(YOUR GOAL) Quote all entries exactly, leaving pictures aside.

(Source data)
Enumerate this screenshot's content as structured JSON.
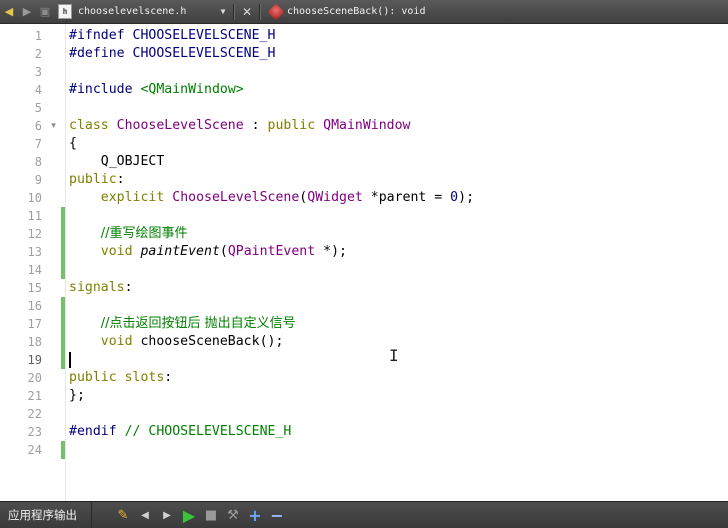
{
  "toolbar": {
    "back_icon": "arrow-left-icon",
    "forward_icon": "arrow-right-icon",
    "lock_icon": "lock-icon",
    "file_name": "chooselevelscene.h",
    "file_type_glyph": "h",
    "symbol": "chooseSceneBack(): void",
    "dropdown_glyph": "▼",
    "close_glyph": "✕"
  },
  "editor": {
    "lines": [
      {
        "n": "1",
        "tokens": [
          {
            "t": "#ifndef",
            "c": "pp"
          },
          {
            "t": " CHOOSELEVELSCENE_H",
            "c": "pp"
          }
        ]
      },
      {
        "n": "2",
        "tokens": [
          {
            "t": "#define",
            "c": "pp"
          },
          {
            "t": " CHOOSELEVELSCENE_H",
            "c": "pp"
          }
        ]
      },
      {
        "n": "3",
        "tokens": []
      },
      {
        "n": "4",
        "tokens": [
          {
            "t": "#include",
            "c": "pp"
          },
          {
            "t": " ",
            "c": ""
          },
          {
            "t": "<QMainWindow>",
            "c": "str"
          }
        ]
      },
      {
        "n": "5",
        "tokens": []
      },
      {
        "n": "6",
        "fold": "▾",
        "tokens": [
          {
            "t": "class",
            "c": "k"
          },
          {
            "t": " ",
            "c": ""
          },
          {
            "t": "ChooseLevelScene",
            "c": "cls"
          },
          {
            "t": " : ",
            "c": ""
          },
          {
            "t": "public",
            "c": "k"
          },
          {
            "t": " ",
            "c": ""
          },
          {
            "t": "QMainWindow",
            "c": "cls"
          }
        ]
      },
      {
        "n": "7",
        "tokens": [
          {
            "t": "{",
            "c": ""
          }
        ]
      },
      {
        "n": "8",
        "tokens": [
          {
            "t": "    Q_OBJECT",
            "c": ""
          }
        ]
      },
      {
        "n": "9",
        "tokens": [
          {
            "t": "public",
            "c": "k"
          },
          {
            "t": ":",
            "c": ""
          }
        ]
      },
      {
        "n": "10",
        "tokens": [
          {
            "t": "    ",
            "c": ""
          },
          {
            "t": "explicit",
            "c": "k"
          },
          {
            "t": " ",
            "c": ""
          },
          {
            "t": "ChooseLevelScene",
            "c": "cls"
          },
          {
            "t": "(",
            "c": ""
          },
          {
            "t": "QWidget",
            "c": "cls"
          },
          {
            "t": " *parent = ",
            "c": ""
          },
          {
            "t": "0",
            "c": "num"
          },
          {
            "t": ");",
            "c": ""
          }
        ]
      },
      {
        "n": "11",
        "changed": true,
        "tokens": []
      },
      {
        "n": "12",
        "changed": true,
        "tokens": [
          {
            "t": "    ",
            "c": ""
          },
          {
            "t": "//重写绘图事件",
            "c": "cm zh"
          }
        ]
      },
      {
        "n": "13",
        "changed": true,
        "tokens": [
          {
            "t": "    ",
            "c": ""
          },
          {
            "t": "void",
            "c": "k"
          },
          {
            "t": " ",
            "c": ""
          },
          {
            "t": "paintEvent",
            "c": "fn"
          },
          {
            "t": "(",
            "c": ""
          },
          {
            "t": "QPaintEvent",
            "c": "cls"
          },
          {
            "t": " *);",
            "c": ""
          }
        ]
      },
      {
        "n": "14",
        "changed": true,
        "tokens": []
      },
      {
        "n": "15",
        "tokens": [
          {
            "t": "signals",
            "c": "k"
          },
          {
            "t": ":",
            "c": ""
          }
        ]
      },
      {
        "n": "16",
        "changed": true,
        "tokens": []
      },
      {
        "n": "17",
        "changed": true,
        "tokens": [
          {
            "t": "    ",
            "c": ""
          },
          {
            "t": "//点击返回按钮后 抛出自定义信号",
            "c": "cm zh"
          }
        ]
      },
      {
        "n": "18",
        "changed": true,
        "tokens": [
          {
            "t": "    ",
            "c": ""
          },
          {
            "t": "void",
            "c": "k"
          },
          {
            "t": " chooseSceneBack();",
            "c": ""
          }
        ]
      },
      {
        "n": "19",
        "changed": true,
        "current": true,
        "tokens": []
      },
      {
        "n": "20",
        "tokens": [
          {
            "t": "public",
            "c": "k"
          },
          {
            "t": " ",
            "c": ""
          },
          {
            "t": "slots",
            "c": "k"
          },
          {
            "t": ":",
            "c": ""
          }
        ]
      },
      {
        "n": "21",
        "tokens": [
          {
            "t": "};",
            "c": ""
          }
        ]
      },
      {
        "n": "22",
        "tokens": []
      },
      {
        "n": "23",
        "tokens": [
          {
            "t": "#endif",
            "c": "pp"
          },
          {
            "t": " ",
            "c": ""
          },
          {
            "t": "// CHOOSELEVELSCENE_H",
            "c": "cm"
          }
        ]
      },
      {
        "n": "24",
        "changed": true,
        "tokens": []
      }
    ]
  },
  "bottom": {
    "panel_title": "应用程序输出",
    "icons": [
      "clear-output-icon",
      "prev-icon",
      "next-icon",
      "run-icon",
      "stop-icon",
      "attach-icon",
      "zoom-in-icon",
      "zoom-out-icon"
    ]
  },
  "colors": {
    "keyword": "#808000",
    "preprocessor": "#000080",
    "class": "#800080",
    "comment": "#008000",
    "change_bar": "#74c16b"
  }
}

(RESPONSE)
Enumerate this screenshot's content as structured JSON.
{
  "toolbar": {
    "back_icon": "arrow-left-icon",
    "forward_icon": "arrow-right-icon",
    "lock_icon": "lock-icon",
    "file_name": "chooselevelscene.h",
    "file_type_glyph": "h",
    "symbol": "chooseSceneBack(): void",
    "dropdown_glyph": "▼",
    "close_glyph": "✕"
  },
  "editor": {
    "lines": [
      {
        "n": "1",
        "tokens": [
          {
            "t": "#ifndef",
            "c": "pp"
          },
          {
            "t": " CHOOSELEVELSCENE_H",
            "c": "pp"
          }
        ]
      },
      {
        "n": "2",
        "tokens": [
          {
            "t": "#define",
            "c": "pp"
          },
          {
            "t": " CHOOSELEVELSCENE_H",
            "c": "pp"
          }
        ]
      },
      {
        "n": "3",
        "tokens": []
      },
      {
        "n": "4",
        "tokens": [
          {
            "t": "#include",
            "c": "pp"
          },
          {
            "t": " ",
            "c": ""
          },
          {
            "t": "<QMainWindow>",
            "c": "str"
          }
        ]
      },
      {
        "n": "5",
        "tokens": []
      },
      {
        "n": "6",
        "fold": "▾",
        "tokens": [
          {
            "t": "class",
            "c": "k"
          },
          {
            "t": " ",
            "c": ""
          },
          {
            "t": "ChooseLevelScene",
            "c": "cls"
          },
          {
            "t": " : ",
            "c": ""
          },
          {
            "t": "public",
            "c": "k"
          },
          {
            "t": " ",
            "c": ""
          },
          {
            "t": "QMainWindow",
            "c": "cls"
          }
        ]
      },
      {
        "n": "7",
        "tokens": [
          {
            "t": "{",
            "c": ""
          }
        ]
      },
      {
        "n": "8",
        "tokens": [
          {
            "t": "    Q_OBJECT",
            "c": ""
          }
        ]
      },
      {
        "n": "9",
        "tokens": [
          {
            "t": "public",
            "c": "k"
          },
          {
            "t": ":",
            "c": ""
          }
        ]
      },
      {
        "n": "10",
        "tokens": [
          {
            "t": "    ",
            "c": ""
          },
          {
            "t": "explicit",
            "c": "k"
          },
          {
            "t": " ",
            "c": ""
          },
          {
            "t": "ChooseLevelScene",
            "c": "cls"
          },
          {
            "t": "(",
            "c": ""
          },
          {
            "t": "QWidget",
            "c": "cls"
          },
          {
            "t": " *parent = ",
            "c": ""
          },
          {
            "t": "0",
            "c": "num"
          },
          {
            "t": ");",
            "c": ""
          }
        ]
      },
      {
        "n": "11",
        "changed": true,
        "tokens": []
      },
      {
        "n": "12",
        "changed": true,
        "tokens": [
          {
            "t": "    ",
            "c": ""
          },
          {
            "t": "//重写绘图事件",
            "c": "cm zh"
          }
        ]
      },
      {
        "n": "13",
        "changed": true,
        "tokens": [
          {
            "t": "    ",
            "c": ""
          },
          {
            "t": "void",
            "c": "k"
          },
          {
            "t": " ",
            "c": ""
          },
          {
            "t": "paintEvent",
            "c": "fn"
          },
          {
            "t": "(",
            "c": ""
          },
          {
            "t": "QPaintEvent",
            "c": "cls"
          },
          {
            "t": " *);",
            "c": ""
          }
        ]
      },
      {
        "n": "14",
        "changed": true,
        "tokens": []
      },
      {
        "n": "15",
        "tokens": [
          {
            "t": "signals",
            "c": "k"
          },
          {
            "t": ":",
            "c": ""
          }
        ]
      },
      {
        "n": "16",
        "changed": true,
        "tokens": []
      },
      {
        "n": "17",
        "changed": true,
        "tokens": [
          {
            "t": "    ",
            "c": ""
          },
          {
            "t": "//点击返回按钮后 抛出自定义信号",
            "c": "cm zh"
          }
        ]
      },
      {
        "n": "18",
        "changed": true,
        "tokens": [
          {
            "t": "    ",
            "c": ""
          },
          {
            "t": "void",
            "c": "k"
          },
          {
            "t": " chooseSceneBack();",
            "c": ""
          }
        ]
      },
      {
        "n": "19",
        "changed": true,
        "current": true,
        "tokens": []
      },
      {
        "n": "20",
        "tokens": [
          {
            "t": "public",
            "c": "k"
          },
          {
            "t": " ",
            "c": ""
          },
          {
            "t": "slots",
            "c": "k"
          },
          {
            "t": ":",
            "c": ""
          }
        ]
      },
      {
        "n": "21",
        "tokens": [
          {
            "t": "};",
            "c": ""
          }
        ]
      },
      {
        "n": "22",
        "tokens": []
      },
      {
        "n": "23",
        "tokens": [
          {
            "t": "#endif",
            "c": "pp"
          },
          {
            "t": " ",
            "c": ""
          },
          {
            "t": "// CHOOSELEVELSCENE_H",
            "c": "cm"
          }
        ]
      },
      {
        "n": "24",
        "changed": true,
        "tokens": []
      }
    ]
  },
  "bottom": {
    "panel_title": "应用程序输出",
    "icons": [
      "clear-output-icon",
      "prev-icon",
      "next-icon",
      "run-icon",
      "stop-icon",
      "attach-icon",
      "zoom-in-icon",
      "zoom-out-icon"
    ]
  },
  "colors": {
    "keyword": "#808000",
    "preprocessor": "#000080",
    "class": "#800080",
    "comment": "#008000",
    "change_bar": "#74c16b"
  }
}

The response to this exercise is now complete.